To do =>
• 1. In the Mets article, output the passage from "This felt like" up to and including "the home crowd.", copied word for word.
• 2. According to the Mets article, what is the Mets' record at this point in the season?

This felt like the lowest moment of the 2024 Mets season so far — and they began the season winless in five games.
Because it began with such a high. With Christian Scott wearing a pair of silver headphones and youthfully and unselfconsciously bopping to his rap mix at his locker. It began with the anticipation of his first Citi Field start and his first two innings of power and dominance only heightened the imagination.
That brought swelling ovations from the home crowd.
And it ended with the Mets nearly being no-hit by Max Fried and company. It ended with a 4-1 loss — their 12th in the last 18 games. It ended with the Braves serving one of those large reminders — as they seemingly do annually — that the Mets are not in their weight class.
That brought persistent booing over the final three frames.
Scott acquitted himself fine over six-plus innings. He has a fastball that really plays and a confidence that won’t quit and some day that might be part of a formula that helps the Mets outdo Atlanta. Just not today. Probably not in 2024. Again.
The Mets kind of knew this coming into this season. That they were playing the long game, refusing to clog future payrolls or rosters, but still insisting that they were good enough to make the playoffs.
One-quarter of the way through this year, they are seven games behind Atlanta and nine behind the Phillies, the two teams with the NL’s best records. The two clubs that along with the Dodgers form the SuperPowers of the league. The Mets are not members of the NL East this year when it comes to thinking of the playoffs. They are with all the teams that are going to finish behind the Dodgers in the NL West and the non-division winners in the NL Central.
For now, at 18-20, they are remarkably meh. They have scored 164 runs and given up the same. They are in the wild-card hunt because behind the NL SuperPowers, there is a swamp of these kinds of clubs.
“We have one of those teams right now that we can look really good for a stretch and we can look not so good for a stretch, depending on the quality of our starts and if the offense is clicking in a given week,” Adam Ottavino said. “We have had games where we look really good in both areas and times when we don’t. I think we are right where we should be record-wise based on how we have played.”

Dataset extract =>
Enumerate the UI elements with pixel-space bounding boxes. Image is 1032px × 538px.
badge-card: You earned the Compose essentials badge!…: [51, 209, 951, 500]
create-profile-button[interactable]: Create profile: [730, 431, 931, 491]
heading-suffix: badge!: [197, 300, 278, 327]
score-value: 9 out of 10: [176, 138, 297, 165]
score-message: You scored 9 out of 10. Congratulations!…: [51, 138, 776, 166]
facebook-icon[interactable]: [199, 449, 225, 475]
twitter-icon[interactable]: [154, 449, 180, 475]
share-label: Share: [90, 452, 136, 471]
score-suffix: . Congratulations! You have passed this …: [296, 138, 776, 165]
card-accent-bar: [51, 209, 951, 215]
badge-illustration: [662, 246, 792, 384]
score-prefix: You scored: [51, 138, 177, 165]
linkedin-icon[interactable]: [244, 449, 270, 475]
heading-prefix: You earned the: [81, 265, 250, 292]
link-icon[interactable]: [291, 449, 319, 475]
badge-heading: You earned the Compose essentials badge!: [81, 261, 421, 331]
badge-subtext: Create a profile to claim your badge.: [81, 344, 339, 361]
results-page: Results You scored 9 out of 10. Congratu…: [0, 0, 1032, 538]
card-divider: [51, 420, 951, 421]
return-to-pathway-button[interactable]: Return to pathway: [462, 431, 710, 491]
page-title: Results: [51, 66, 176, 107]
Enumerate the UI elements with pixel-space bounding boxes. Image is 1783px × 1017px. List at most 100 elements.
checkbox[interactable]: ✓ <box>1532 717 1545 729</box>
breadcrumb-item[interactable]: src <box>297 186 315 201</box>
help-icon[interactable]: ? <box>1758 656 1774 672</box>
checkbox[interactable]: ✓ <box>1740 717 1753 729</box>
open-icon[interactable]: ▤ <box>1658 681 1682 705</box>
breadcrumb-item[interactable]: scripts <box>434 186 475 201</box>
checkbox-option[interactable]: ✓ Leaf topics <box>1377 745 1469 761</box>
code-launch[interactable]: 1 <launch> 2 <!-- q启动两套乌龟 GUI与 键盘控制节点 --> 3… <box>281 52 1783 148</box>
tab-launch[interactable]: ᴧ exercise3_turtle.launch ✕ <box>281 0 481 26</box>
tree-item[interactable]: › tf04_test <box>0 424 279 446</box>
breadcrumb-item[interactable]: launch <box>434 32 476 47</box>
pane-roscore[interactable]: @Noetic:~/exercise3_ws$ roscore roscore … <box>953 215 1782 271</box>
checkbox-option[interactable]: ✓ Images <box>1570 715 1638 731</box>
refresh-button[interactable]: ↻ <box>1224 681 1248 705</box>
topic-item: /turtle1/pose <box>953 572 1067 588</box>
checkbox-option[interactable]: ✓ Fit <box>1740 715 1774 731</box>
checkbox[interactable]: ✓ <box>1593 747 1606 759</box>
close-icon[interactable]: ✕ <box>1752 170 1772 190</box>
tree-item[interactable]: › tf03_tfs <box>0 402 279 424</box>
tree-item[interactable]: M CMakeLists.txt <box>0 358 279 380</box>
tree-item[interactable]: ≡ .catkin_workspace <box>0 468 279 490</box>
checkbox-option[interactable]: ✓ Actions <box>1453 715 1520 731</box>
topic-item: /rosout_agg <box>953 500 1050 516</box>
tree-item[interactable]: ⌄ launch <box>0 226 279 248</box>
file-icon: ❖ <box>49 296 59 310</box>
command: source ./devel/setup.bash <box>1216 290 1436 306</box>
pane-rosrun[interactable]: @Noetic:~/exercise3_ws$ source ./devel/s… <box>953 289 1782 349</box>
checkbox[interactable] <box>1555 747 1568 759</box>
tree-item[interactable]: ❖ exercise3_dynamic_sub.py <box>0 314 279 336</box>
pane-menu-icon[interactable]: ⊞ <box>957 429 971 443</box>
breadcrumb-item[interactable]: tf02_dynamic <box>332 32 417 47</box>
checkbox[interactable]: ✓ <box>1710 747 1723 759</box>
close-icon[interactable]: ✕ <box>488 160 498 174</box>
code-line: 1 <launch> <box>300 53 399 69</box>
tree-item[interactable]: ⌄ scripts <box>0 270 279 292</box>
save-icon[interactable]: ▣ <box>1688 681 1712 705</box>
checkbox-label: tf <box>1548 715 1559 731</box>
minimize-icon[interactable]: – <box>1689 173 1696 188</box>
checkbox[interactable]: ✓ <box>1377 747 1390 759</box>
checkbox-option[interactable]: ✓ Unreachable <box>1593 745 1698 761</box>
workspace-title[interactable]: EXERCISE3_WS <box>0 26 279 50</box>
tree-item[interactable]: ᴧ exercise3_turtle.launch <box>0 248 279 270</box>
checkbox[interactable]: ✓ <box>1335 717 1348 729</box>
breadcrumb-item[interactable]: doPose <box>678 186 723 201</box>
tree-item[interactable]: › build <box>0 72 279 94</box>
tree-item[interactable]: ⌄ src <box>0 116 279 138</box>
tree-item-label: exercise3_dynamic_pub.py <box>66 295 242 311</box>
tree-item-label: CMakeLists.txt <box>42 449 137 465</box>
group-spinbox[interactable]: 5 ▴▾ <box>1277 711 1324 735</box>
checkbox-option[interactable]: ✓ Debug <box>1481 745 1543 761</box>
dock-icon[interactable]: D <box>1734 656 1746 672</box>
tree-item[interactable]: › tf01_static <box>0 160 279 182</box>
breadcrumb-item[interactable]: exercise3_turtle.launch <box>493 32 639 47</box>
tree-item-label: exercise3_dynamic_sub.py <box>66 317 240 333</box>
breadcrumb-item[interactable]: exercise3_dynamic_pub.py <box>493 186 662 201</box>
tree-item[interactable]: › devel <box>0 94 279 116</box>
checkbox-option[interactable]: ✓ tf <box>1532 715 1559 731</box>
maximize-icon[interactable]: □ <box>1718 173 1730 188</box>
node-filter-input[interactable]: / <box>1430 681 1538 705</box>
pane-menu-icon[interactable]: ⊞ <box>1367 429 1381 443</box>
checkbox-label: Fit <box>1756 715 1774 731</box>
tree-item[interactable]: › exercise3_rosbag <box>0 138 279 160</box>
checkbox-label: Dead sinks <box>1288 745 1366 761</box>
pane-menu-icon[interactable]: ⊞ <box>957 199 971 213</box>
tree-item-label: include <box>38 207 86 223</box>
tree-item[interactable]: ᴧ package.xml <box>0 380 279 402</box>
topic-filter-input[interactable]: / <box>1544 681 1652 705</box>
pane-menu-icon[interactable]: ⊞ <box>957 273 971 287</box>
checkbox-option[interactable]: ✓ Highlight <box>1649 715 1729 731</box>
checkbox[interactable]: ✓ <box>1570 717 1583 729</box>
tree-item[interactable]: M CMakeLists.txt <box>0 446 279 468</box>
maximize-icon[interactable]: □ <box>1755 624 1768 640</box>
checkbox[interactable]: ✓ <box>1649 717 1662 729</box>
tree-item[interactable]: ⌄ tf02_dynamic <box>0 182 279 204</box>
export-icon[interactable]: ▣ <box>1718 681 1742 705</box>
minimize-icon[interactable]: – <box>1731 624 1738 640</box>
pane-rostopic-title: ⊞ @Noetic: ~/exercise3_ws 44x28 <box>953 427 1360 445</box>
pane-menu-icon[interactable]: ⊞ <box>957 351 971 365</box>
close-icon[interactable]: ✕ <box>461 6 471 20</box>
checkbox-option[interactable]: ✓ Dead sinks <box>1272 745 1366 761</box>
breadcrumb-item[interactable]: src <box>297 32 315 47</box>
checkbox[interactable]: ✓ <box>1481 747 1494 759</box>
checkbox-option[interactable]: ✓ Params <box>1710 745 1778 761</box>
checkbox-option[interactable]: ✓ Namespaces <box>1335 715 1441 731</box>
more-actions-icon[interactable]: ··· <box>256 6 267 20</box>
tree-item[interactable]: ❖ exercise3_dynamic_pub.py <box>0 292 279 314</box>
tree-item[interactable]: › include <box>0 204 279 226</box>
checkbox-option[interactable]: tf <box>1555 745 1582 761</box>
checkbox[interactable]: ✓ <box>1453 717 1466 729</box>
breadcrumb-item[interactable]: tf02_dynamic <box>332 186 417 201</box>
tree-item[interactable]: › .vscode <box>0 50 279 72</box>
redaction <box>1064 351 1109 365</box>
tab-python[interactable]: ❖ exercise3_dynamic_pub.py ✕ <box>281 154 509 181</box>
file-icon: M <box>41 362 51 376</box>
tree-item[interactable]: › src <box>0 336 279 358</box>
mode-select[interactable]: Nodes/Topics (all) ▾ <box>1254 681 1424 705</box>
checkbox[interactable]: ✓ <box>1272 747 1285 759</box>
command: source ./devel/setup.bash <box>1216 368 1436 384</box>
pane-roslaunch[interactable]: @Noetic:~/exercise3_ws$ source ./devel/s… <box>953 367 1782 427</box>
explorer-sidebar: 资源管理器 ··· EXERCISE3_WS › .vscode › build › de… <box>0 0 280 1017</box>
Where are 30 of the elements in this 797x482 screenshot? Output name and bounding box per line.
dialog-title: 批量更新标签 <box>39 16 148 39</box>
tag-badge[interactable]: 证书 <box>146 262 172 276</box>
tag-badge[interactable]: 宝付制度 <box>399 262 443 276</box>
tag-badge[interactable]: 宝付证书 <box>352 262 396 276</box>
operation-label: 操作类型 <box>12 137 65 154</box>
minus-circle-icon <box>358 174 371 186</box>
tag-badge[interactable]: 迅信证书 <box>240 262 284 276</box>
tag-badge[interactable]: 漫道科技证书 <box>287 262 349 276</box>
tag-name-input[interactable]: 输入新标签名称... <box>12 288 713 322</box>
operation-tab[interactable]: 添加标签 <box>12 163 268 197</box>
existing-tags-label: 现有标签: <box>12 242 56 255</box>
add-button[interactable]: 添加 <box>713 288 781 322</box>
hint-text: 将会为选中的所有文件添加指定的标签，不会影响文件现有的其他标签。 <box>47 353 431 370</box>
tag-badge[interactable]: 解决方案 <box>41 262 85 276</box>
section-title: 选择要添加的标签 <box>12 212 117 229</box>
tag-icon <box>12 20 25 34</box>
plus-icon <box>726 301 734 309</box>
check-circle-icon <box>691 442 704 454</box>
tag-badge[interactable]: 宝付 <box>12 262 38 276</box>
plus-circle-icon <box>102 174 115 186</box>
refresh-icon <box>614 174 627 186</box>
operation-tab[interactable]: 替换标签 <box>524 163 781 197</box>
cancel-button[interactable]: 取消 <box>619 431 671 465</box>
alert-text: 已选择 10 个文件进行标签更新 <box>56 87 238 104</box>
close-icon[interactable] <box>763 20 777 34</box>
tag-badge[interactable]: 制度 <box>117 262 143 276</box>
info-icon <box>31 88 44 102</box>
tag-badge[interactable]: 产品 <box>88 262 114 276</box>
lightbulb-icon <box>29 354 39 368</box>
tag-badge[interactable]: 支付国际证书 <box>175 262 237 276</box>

Task responses =>
• 1.
This felt like the lowest moment of the 2024 Mets season so far — and they began the season winless in five games.
Because it began with such a high. With Christian Scott wearing a pair of silver headphones and youthfully and unselfconsciously bopping to his rap mix at his locker. It began with the anticipation of his first Citi Field start and his first two innings of power and dominance only heightened the imagination.
That brought swelling ovations from the home crowd.

• 2. 18-20